**Given request**
Report each line of the data that includes the word "cạnh".

======== Record extracts ========

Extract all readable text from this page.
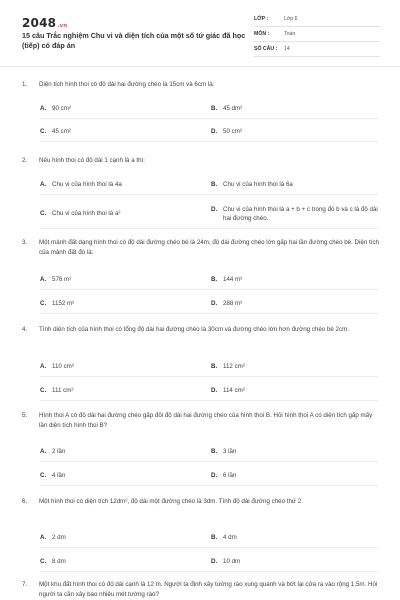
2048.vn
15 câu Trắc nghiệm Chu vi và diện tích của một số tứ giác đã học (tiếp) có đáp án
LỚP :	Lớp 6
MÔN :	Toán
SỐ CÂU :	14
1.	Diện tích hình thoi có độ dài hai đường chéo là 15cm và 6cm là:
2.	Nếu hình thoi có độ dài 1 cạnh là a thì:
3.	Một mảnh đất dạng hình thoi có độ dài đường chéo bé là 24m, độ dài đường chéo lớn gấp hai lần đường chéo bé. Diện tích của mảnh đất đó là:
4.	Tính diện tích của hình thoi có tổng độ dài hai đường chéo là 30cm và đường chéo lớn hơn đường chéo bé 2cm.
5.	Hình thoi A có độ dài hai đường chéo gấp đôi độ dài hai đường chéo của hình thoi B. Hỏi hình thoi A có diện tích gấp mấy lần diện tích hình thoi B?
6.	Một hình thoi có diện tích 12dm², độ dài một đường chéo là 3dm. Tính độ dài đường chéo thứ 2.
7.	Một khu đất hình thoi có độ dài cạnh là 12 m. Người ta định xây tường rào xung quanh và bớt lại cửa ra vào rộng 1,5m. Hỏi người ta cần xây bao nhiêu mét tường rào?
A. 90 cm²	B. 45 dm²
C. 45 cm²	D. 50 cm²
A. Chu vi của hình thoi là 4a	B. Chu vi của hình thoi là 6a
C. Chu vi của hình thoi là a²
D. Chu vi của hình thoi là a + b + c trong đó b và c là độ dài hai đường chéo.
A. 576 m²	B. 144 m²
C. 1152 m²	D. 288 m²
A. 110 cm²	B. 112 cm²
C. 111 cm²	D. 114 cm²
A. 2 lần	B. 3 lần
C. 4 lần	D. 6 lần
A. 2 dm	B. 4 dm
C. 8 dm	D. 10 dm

========

**Exercise solution**
2.	Nếu hình thoi có độ dài 1 cạnh là a thì:
7.	Một khu đất hình thoi có độ dài cạnh là 12 m. Người ta định xây tường rào xung quanh và bớt lại cửa ra vào rộng 1,5m. Hỏi người ta cần xây bao nhiêu mét tường rào?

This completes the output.